Records supplied:
-- BEGIN --
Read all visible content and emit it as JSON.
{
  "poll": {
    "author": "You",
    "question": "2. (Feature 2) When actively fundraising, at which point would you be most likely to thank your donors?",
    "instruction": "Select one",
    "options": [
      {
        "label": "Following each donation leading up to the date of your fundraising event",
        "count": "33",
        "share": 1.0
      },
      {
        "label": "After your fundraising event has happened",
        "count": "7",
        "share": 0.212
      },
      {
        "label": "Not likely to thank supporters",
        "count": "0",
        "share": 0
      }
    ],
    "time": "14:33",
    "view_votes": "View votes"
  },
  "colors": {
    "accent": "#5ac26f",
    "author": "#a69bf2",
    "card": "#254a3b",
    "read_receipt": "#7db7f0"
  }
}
-- END --
Exercise requirements:
Reproduce all of the records exactly.

Exercise answer:
Read all visible content and emit it as JSON.
{
  "poll": {
    "author": "You",
    "question": "2. (Feature 2) When actively fundraising, at which point would you be most likely to thank your donors?",
    "instruction": "Select one",
    "options": [
      {
        "label": "Following each donation leading up to the date of your fundraising event",
        "count": "33",
        "share": 1.0
      },
      {
        "label": "After your fundraising event has happened",
        "count": "7",
        "share": 0.212
      },
      {
        "label": "Not likely to thank supporters",
        "count": "0",
        "share": 0
      }
    ],
    "time": "14:33",
    "view_votes": "View votes"
  },
  "colors": {
    "accent": "#5ac26f",
    "author": "#a69bf2",
    "card": "#254a3b",
    "read_receipt": "#7db7f0"
  }
}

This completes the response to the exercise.